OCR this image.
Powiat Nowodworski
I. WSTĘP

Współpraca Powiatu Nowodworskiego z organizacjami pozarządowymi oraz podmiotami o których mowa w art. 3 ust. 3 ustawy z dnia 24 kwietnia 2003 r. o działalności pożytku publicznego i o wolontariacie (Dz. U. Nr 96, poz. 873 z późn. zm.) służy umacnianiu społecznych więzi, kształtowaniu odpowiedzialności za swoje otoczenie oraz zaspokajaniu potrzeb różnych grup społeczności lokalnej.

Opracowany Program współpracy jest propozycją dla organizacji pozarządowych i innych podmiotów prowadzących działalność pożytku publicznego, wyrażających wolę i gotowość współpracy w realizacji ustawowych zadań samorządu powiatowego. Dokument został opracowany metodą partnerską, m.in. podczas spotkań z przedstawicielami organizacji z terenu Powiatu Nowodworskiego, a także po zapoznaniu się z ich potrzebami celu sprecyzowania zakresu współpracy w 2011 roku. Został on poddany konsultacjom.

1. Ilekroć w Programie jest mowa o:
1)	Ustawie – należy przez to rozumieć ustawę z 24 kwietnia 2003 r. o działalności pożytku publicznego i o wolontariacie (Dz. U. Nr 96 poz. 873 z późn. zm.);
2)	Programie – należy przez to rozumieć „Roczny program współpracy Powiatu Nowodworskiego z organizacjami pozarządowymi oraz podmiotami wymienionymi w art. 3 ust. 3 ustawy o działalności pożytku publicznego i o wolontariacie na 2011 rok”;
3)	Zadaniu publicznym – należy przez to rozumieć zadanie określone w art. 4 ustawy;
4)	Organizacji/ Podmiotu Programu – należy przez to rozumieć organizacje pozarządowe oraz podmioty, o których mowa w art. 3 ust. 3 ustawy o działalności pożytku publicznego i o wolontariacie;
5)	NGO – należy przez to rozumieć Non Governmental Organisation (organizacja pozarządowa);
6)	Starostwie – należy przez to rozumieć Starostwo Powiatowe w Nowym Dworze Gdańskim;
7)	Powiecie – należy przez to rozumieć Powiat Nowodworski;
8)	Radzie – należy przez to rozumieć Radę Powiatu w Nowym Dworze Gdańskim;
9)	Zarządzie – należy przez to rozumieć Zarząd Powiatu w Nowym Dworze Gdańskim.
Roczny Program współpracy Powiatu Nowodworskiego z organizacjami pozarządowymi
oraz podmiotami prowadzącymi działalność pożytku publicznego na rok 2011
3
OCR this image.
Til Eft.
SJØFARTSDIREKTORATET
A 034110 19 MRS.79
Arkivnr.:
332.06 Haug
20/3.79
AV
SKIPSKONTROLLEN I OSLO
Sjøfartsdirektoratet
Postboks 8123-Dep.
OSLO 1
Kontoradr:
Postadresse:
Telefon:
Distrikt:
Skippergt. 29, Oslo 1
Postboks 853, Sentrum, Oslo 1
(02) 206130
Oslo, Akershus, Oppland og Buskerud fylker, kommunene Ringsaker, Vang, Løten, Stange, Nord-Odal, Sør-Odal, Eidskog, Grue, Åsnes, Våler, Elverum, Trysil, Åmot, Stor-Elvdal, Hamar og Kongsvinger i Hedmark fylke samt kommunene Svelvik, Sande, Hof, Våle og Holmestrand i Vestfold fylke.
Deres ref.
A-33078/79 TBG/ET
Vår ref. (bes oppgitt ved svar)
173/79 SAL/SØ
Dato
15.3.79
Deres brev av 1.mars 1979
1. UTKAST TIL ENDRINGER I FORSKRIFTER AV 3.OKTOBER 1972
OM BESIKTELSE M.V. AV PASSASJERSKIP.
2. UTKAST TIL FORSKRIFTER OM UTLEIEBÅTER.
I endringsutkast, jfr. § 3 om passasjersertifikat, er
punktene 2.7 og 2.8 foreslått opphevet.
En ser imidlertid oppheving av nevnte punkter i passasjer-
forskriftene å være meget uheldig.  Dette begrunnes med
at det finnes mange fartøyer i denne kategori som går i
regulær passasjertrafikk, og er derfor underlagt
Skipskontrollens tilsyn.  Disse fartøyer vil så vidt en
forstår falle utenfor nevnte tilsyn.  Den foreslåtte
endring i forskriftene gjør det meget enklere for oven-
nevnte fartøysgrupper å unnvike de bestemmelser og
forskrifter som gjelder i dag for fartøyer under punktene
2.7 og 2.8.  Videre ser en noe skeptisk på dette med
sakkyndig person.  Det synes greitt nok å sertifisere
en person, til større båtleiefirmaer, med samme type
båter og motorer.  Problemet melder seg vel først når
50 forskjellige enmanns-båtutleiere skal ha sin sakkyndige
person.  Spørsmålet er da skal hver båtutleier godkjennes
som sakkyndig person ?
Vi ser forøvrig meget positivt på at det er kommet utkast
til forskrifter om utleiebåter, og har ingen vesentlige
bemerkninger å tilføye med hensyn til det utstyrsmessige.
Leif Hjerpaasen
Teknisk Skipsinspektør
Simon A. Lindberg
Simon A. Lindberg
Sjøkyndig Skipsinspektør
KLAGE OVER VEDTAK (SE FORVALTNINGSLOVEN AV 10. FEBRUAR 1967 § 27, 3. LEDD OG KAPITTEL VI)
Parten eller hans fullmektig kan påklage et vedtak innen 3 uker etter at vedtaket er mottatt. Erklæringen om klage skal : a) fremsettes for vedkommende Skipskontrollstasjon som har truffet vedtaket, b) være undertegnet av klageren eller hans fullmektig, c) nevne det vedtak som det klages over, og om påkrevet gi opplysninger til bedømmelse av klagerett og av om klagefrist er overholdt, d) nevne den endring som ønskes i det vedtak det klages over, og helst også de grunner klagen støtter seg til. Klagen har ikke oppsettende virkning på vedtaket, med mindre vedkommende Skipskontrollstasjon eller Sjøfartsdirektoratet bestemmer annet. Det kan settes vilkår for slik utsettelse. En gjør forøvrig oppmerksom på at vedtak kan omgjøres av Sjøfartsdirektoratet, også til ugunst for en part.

Aim: Please copy out each record, character for character.

Written answer:
OCR this image.
Powiat Nowodworski
I. WSTĘP

Współpraca Powiatu Nowodworskiego z organizacjami pozarządowymi oraz podmiotami o których mowa w art. 3 ust. 3 ustawy z dnia 24 kwietnia 2003 r. o działalności pożytku publicznego i o wolontariacie (Dz. U. Nr 96, poz. 873 z późn. zm.) służy umacnianiu społecznych więzi, kształtowaniu odpowiedzialności za swoje otoczenie oraz zaspokajaniu potrzeb różnych grup społeczności lokalnej.

Opracowany Program współpracy jest propozycją dla organizacji pozarządowych i innych podmiotów prowadzących działalność pożytku publicznego, wyrażających wolę i gotowość współpracy w realizacji ustawowych zadań samorządu powiatowego. Dokument został opracowany metodą partnerską, m.in. podczas spotkań z przedstawicielami organizacji z terenu Powiatu Nowodworskiego, a także po zapoznaniu się z ich potrzebami celu sprecyzowania zakresu współpracy w 2011 roku. Został on poddany konsultacjom.

1. Ilekroć w Programie jest mowa o:
1)	Ustawie – należy przez to rozumieć ustawę z 24 kwietnia 2003 r. o działalności pożytku publicznego i o wolontariacie (Dz. U. Nr 96 poz. 873 z późn. zm.);
2)	Programie – należy przez to rozumieć „Roczny program współpracy Powiatu Nowodworskiego z organizacjami pozarządowymi oraz podmiotami wymienionymi w art. 3 ust. 3 ustawy o działalności pożytku publicznego i o wolontariacie na 2011 rok”;
3)	Zadaniu publicznym – należy przez to rozumieć zadanie określone w art. 4 ustawy;
4)	Organizacji/ Podmiotu Programu – należy przez to rozumieć organizacje pozarządowe oraz podmioty, o których mowa w art. 3 ust. 3 ustawy o działalności pożytku publicznego i o wolontariacie;
5)	NGO – należy przez to rozumieć Non Governmental Organisation (organizacja pozarządowa);
6)	Starostwie – należy przez to rozumieć Starostwo Powiatowe w Nowym Dworze Gdańskim;
7)	Powiecie – należy przez to rozumieć Powiat Nowodworski;
8)	Radzie – należy przez to rozumieć Radę Powiatu w Nowym Dworze Gdańskim;
9)	Zarządzie – należy przez to rozumieć Zarząd Powiatu w Nowym Dworze Gdańskim.
Roczny Program współpracy Powiatu Nowodworskiego z organizacjami pozarządowymi
oraz podmiotami prowadzącymi działalność pożytku publicznego na rok 2011
3
OCR this image.
Til Eft.
SJØFARTSDIREKTORATET
A 034110 19 MRS.79
Arkivnr.:
332.06 Haug
20/3.79
AV
SKIPSKONTROLLEN I OSLO
Sjøfartsdirektoratet
Postboks 8123-Dep.
OSLO 1
Kontoradr:
Postadresse:
Telefon:
Distrikt:
Skippergt. 29, Oslo 1
Postboks 853, Sentrum, Oslo 1
(02) 206130
Oslo, Akershus, Oppland og Buskerud fylker, kommunene Ringsaker, Vang, Løten, Stange, Nord-Odal, Sør-Odal, Eidskog, Grue, Åsnes, Våler, Elverum, Trysil, Åmot, Stor-Elvdal, Hamar og Kongsvinger i Hedmark fylke samt kommunene Svelvik, Sande, Hof, Våle og Holmestrand i Vestfold fylke.
Deres ref.
A-33078/79 TBG/ET
Vår ref. (bes oppgitt ved svar)
173/79 SAL/SØ
Dato
15.3.79
Deres brev av 1.mars 1979
1. UTKAST TIL ENDRINGER I FORSKRIFTER AV 3.OKTOBER 1972
OM BESIKTELSE M.V. AV PASSASJERSKIP.
2. UTKAST TIL FORSKRIFTER OM UTLEIEBÅTER.
I endringsutkast, jfr. § 3 om passasjersertifikat, er
punktene 2.7 og 2.8 foreslått opphevet.
En ser imidlertid oppheving av nevnte punkter i passasjer-
forskriftene å være meget uheldig.  Dette begrunnes med
at det finnes mange fartøyer i denne kategori som går i
regulær passasjertrafikk, og er derfor underlagt
Skipskontrollens tilsyn.  Disse fartøyer vil så vidt en
forstår falle utenfor nevnte tilsyn.  Den foreslåtte
endring i forskriftene gjør det meget enklere for oven-
nevnte fartøysgrupper å unnvike de bestemmelser og
forskrifter som gjelder i dag for fartøyer under punktene
2.7 og 2.8.  Videre ser en noe skeptisk på dette med
sakkyndig person.  Det synes greitt nok å sertifisere
en person, til større båtleiefirmaer, med samme type
båter og motorer.  Problemet melder seg vel først når
50 forskjellige enmanns-båtutleiere skal ha sin sakkyndige
person.  Spørsmålet er da skal hver båtutleier godkjennes
som sakkyndig person ?
Vi ser forøvrig meget positivt på at det er kommet utkast
til forskrifter om utleiebåter, og har ingen vesentlige
bemerkninger å tilføye med hensyn til det utstyrsmessige.
Leif Hjerpaasen
Teknisk Skipsinspektør
Simon A. Lindberg
Simon A. Lindberg
Sjøkyndig Skipsinspektør
KLAGE OVER VEDTAK (SE FORVALTNINGSLOVEN AV 10. FEBRUAR 1967 § 27, 3. LEDD OG KAPITTEL VI)
Parten eller hans fullmektig kan påklage et vedtak innen 3 uker etter at vedtaket er mottatt. Erklæringen om klage skal : a) fremsettes for vedkommende Skipskontrollstasjon som har truffet vedtaket, b) være undertegnet av klageren eller hans fullmektig, c) nevne det vedtak som det klages over, og om påkrevet gi opplysninger til bedømmelse av klagerett og av om klagefrist er overholdt, d) nevne den endring som ønskes i det vedtak det klages over, og helst også de grunner klagen støtter seg til. Klagen har ikke oppsettende virkning på vedtaket, med mindre vedkommende Skipskontrollstasjon eller Sjøfartsdirektoratet bestemmer annet. Det kan settes vilkår for slik utsettelse. En gjør forøvrig oppmerksom på at vedtak kan omgjøres av Sjøfartsdirektoratet, også til ugunst for en part.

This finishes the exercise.